**SET EXERCISE**
Copy every line of the material below word for word.

[Stored data]
+ + + + + + +
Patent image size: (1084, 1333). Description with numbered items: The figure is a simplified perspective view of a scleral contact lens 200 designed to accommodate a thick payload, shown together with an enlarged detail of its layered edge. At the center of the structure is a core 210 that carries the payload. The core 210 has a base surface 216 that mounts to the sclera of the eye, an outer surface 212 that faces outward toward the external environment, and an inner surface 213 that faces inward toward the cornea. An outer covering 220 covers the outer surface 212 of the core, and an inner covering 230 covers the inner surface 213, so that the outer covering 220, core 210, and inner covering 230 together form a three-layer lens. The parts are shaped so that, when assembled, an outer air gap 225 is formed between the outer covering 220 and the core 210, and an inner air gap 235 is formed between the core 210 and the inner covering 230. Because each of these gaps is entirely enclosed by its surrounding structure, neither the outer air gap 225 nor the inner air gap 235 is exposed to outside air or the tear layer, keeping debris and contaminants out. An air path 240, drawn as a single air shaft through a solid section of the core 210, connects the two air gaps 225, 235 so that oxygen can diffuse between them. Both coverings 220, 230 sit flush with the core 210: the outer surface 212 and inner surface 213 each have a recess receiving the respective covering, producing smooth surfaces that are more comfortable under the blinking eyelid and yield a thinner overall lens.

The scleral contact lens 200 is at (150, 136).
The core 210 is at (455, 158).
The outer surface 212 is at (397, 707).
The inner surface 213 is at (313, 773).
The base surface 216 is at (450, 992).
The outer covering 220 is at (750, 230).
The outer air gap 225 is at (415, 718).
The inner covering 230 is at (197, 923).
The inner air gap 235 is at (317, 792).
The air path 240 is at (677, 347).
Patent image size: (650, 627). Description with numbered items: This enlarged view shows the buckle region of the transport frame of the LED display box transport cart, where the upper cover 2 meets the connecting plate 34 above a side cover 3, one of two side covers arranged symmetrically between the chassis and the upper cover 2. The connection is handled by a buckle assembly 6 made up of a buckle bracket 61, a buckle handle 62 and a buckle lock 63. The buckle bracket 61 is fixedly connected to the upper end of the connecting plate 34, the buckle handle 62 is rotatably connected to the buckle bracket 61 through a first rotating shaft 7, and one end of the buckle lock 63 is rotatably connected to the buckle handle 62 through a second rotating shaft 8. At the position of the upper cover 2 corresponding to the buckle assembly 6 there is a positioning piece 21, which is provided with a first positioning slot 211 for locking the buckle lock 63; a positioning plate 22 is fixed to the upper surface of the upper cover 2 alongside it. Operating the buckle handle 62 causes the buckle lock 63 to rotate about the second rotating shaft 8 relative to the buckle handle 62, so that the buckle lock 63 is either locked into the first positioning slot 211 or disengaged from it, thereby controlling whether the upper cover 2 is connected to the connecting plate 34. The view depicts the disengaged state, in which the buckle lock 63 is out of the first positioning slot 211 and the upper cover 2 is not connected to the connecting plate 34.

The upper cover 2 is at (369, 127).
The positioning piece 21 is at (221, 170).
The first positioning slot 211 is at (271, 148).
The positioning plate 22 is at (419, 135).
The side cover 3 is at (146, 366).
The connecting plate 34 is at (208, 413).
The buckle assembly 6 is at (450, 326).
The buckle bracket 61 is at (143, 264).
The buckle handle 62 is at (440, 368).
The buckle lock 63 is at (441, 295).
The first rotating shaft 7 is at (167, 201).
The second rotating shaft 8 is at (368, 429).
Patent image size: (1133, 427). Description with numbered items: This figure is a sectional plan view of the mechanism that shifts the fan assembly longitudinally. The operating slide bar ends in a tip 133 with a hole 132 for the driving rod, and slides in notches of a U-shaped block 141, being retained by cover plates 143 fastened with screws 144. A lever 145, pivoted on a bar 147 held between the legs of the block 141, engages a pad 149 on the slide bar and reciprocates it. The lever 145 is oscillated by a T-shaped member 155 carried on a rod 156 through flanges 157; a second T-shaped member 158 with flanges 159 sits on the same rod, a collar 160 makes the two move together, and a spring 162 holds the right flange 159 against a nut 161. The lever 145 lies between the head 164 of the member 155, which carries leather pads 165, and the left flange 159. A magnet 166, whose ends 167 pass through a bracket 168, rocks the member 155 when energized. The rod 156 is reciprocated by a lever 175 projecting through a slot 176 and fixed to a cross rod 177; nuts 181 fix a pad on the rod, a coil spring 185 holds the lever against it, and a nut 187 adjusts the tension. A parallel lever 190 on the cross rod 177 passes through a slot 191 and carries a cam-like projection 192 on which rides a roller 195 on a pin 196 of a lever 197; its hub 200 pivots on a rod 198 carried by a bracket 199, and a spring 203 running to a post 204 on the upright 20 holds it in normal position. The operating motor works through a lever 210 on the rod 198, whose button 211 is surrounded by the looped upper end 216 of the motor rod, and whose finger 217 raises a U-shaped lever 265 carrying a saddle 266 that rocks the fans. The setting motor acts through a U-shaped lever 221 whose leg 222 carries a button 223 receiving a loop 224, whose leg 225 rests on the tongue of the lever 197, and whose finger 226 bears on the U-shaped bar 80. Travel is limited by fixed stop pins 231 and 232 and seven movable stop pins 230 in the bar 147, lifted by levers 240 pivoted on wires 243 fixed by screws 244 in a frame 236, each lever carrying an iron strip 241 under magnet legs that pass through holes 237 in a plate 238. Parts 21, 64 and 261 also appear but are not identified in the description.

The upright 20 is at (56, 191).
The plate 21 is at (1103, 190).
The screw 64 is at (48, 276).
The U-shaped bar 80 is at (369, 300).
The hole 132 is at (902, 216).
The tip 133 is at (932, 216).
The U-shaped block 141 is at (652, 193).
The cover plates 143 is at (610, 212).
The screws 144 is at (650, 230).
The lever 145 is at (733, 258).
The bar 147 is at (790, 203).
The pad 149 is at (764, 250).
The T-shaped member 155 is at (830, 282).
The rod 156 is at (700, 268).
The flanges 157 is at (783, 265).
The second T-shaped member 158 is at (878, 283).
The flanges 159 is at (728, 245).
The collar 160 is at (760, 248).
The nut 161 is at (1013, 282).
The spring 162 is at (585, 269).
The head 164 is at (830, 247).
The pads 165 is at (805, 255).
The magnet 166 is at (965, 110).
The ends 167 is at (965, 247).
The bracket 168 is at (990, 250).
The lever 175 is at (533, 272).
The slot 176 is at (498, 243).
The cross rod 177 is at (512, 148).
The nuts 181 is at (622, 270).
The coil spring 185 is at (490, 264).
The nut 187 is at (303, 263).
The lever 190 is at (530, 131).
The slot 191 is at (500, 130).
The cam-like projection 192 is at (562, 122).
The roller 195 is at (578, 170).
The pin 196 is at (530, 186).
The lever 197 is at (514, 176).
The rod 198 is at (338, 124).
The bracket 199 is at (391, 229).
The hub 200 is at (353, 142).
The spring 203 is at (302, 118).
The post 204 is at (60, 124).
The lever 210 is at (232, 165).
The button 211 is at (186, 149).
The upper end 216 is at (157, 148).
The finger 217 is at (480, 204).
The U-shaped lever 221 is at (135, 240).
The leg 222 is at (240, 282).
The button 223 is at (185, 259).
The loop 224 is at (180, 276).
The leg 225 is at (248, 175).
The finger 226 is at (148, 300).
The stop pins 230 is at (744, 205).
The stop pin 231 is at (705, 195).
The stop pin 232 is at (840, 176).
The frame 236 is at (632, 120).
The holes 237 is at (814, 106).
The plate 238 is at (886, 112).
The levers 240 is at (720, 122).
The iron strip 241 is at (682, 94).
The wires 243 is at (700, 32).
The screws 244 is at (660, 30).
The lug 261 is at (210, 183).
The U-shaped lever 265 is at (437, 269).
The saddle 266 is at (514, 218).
+ + + + + + +
**EXERCISE RESPONSE**
Patent image size: (1084, 1333). Description with numbered items: The figure is a simplified perspective view of a scleral contact lens 200 designed to accommodate a thick payload, shown together with an enlarged detail of its layered edge. At the center of the structure is a core 210 that carries the payload. The core 210 has a base surface 216 that mounts to the sclera of the eye, an outer surface 212 that faces outward toward the external environment, and an inner surface 213 that faces inward toward the cornea. An outer covering 220 covers the outer surface 212 of the core, and an inner covering 230 covers the inner surface 213, so that the outer covering 220, core 210, and inner covering 230 together form a three-layer lens. The parts are shaped so that, when assembled, an outer air gap 225 is formed between the outer covering 220 and the core 210, and an inner air gap 235 is formed between the core 210 and the inner covering 230. Because each of these gaps is entirely enclosed by its surrounding structure, neither the outer air gap 225 nor the inner air gap 235 is exposed to outside air or the tear layer, keeping debris and contaminants out. An air path 240, drawn as a single air shaft through a solid section of the core 210, connects the two air gaps 225, 235 so that oxygen can diffuse between them. Both coverings 220, 230 sit flush with the core 210: the outer surface 212 and inner surface 213 each have a recess receiving the respective covering, producing smooth surfaces that are more comfortable under the blinking eyelid and yield a thinner overall lens.

The scleral contact lens 200 is at (150, 136).
The core 210 is at (455, 158).
The outer surface 212 is at (397, 707).
The inner surface 213 is at (313, 773).
The base surface 216 is at (450, 992).
The outer covering 220 is at (750, 230).
The outer air gap 225 is at (415, 718).
The inner covering 230 is at (197, 923).
The inner air gap 235 is at (317, 792).
The air path 240 is at (677, 347).
Patent image size: (650, 627). Description with numbered items: This enlarged view shows the buckle region of the transport frame of the LED display box transport cart, where the upper cover 2 meets the connecting plate 34 above a side cover 3, one of two side covers arranged symmetrically between the chassis and the upper cover 2. The connection is handled by a buckle assembly 6 made up of a buckle bracket 61, a buckle handle 62 and a buckle lock 63. The buckle bracket 61 is fixedly connected to the upper end of the connecting plate 34, the buckle handle 62 is rotatably connected to the buckle bracket 61 through a first rotating shaft 7, and one end of the buckle lock 63 is rotatably connected to the buckle handle 62 through a second rotating shaft 8. At the position of the upper cover 2 corresponding to the buckle assembly 6 there is a positioning piece 21, which is provided with a first positioning slot 211 for locking the buckle lock 63; a positioning plate 22 is fixed to the upper surface of the upper cover 2 alongside it. Operating the buckle handle 62 causes the buckle lock 63 to rotate about the second rotating shaft 8 relative to the buckle handle 62, so that the buckle lock 63 is either locked into the first positioning slot 211 or disengaged from it, thereby controlling whether the upper cover 2 is connected to the connecting plate 34. The view depicts the disengaged state, in which the buckle lock 63 is out of the first positioning slot 211 and the upper cover 2 is not connected to the connecting plate 34.

The upper cover 2 is at (369, 127).
The positioning piece 21 is at (221, 170).
The first positioning slot 211 is at (271, 148).
The positioning plate 22 is at (419, 135).
The side cover 3 is at (146, 366).
The connecting plate 34 is at (208, 413).
The buckle assembly 6 is at (450, 326).
The buckle bracket 61 is at (143, 264).
The buckle handle 62 is at (440, 368).
The buckle lock 63 is at (441, 295).
The first rotating shaft 7 is at (167, 201).
The second rotating shaft 8 is at (368, 429).
Patent image size: (1133, 427). Description with numbered items: This figure is a sectional plan view of the mechanism that shifts the fan assembly longitudinally. The operating slide bar ends in a tip 133 with a hole 132 for the driving rod, and slides in notches of a U-shaped block 141, being retained by cover plates 143 fastened with screws 144. A lever 145, pivoted on a bar 147 held between the legs of the block 141, engages a pad 149 on the slide bar and reciprocates it. The lever 145 is oscillated by a T-shaped member 155 carried on a rod 156 through flanges 157; a second T-shaped member 158 with flanges 159 sits on the same rod, a collar 160 makes the two move together, and a spring 162 holds the right flange 159 against a nut 161. The lever 145 lies between the head 164 of the member 155, which carries leather pads 165, and the left flange 159. A magnet 166, whose ends 167 pass through a bracket 168, rocks the member 155 when energized. The rod 156 is reciprocated by a lever 175 projecting through a slot 176 and fixed to a cross rod 177; nuts 181 fix a pad on the rod, a coil spring 185 holds the lever against it, and a nut 187 adjusts the tension. A parallel lever 190 on the cross rod 177 passes through a slot 191 and carries a cam-like projection 192 on which rides a roller 195 on a pin 196 of a lever 197; its hub 200 pivots on a rod 198 carried by a bracket 199, and a spring 203 running to a post 204 on the upright 20 holds it in normal position. The operating motor works through a lever 210 on the rod 198, whose button 211 is surrounded by the looped upper end 216 of the motor rod, and whose finger 217 raises a U-shaped lever 265 carrying a saddle 266 that rocks the fans. The setting motor acts through a U-shaped lever 221 whose leg 222 carries a button 223 receiving a loop 224, whose leg 225 rests on the tongue of the lever 197, and whose finger 226 bears on the U-shaped bar 80. Travel is limited by fixed stop pins 231 and 232 and seven movable stop pins 230 in the bar 147, lifted by levers 240 pivoted on wires 243 fixed by screws 244 in a frame 236, each lever carrying an iron strip 241 under magnet legs that pass through holes 237 in a plate 238. Parts 21, 64 and 261 also appear but are not identified in the description.

The upright 20 is at (56, 191).
The plate 21 is at (1103, 190).
The screw 64 is at (48, 276).
The U-shaped bar 80 is at (369, 300).
The hole 132 is at (902, 216).
The tip 133 is at (932, 216).
The U-shaped block 141 is at (652, 193).
The cover plates 143 is at (610, 212).
The screws 144 is at (650, 230).
The lever 145 is at (733, 258).
The bar 147 is at (790, 203).
The pad 149 is at (764, 250).
The T-shaped member 155 is at (830, 282).
The rod 156 is at (700, 268).
The flanges 157 is at (783, 265).
The second T-shaped member 158 is at (878, 283).
The flanges 159 is at (728, 245).
The collar 160 is at (760, 248).
The nut 161 is at (1013, 282).
The spring 162 is at (585, 269).
The head 164 is at (830, 247).
The pads 165 is at (805, 255).
The magnet 166 is at (965, 110).
The ends 167 is at (965, 247).
The bracket 168 is at (990, 250).
The lever 175 is at (533, 272).
The slot 176 is at (498, 243).
The cross rod 177 is at (512, 148).
The nuts 181 is at (622, 270).
The coil spring 185 is at (490, 264).
The nut 187 is at (303, 263).
The lever 190 is at (530, 131).
The slot 191 is at (500, 130).
The cam-like projection 192 is at (562, 122).
The roller 195 is at (578, 170).
The pin 196 is at (530, 186).
The lever 197 is at (514, 176).
The rod 198 is at (338, 124).
The bracket 199 is at (391, 229).
The hub 200 is at (353, 142).
The spring 203 is at (302, 118).
The post 204 is at (60, 124).
The lever 210 is at (232, 165).
The button 211 is at (186, 149).
The upper end 216 is at (157, 148).
The finger 217 is at (480, 204).
The U-shaped lever 221 is at (135, 240).
The leg 222 is at (240, 282).
The button 223 is at (185, 259).
The loop 224 is at (180, 276).
The leg 225 is at (248, 175).
The finger 226 is at (148, 300).
The stop pins 230 is at (744, 205).
The stop pin 231 is at (705, 195).
The stop pin 232 is at (840, 176).
The frame 236 is at (632, 120).
The holes 237 is at (814, 106).
The plate 238 is at (886, 112).
The levers 240 is at (720, 122).
The iron strip 241 is at (682, 94).
The wires 243 is at (700, 32).
The screws 244 is at (660, 30).
The lug 261 is at (210, 183).
The U-shaped lever 265 is at (437, 269).
The saddle 266 is at (514, 218).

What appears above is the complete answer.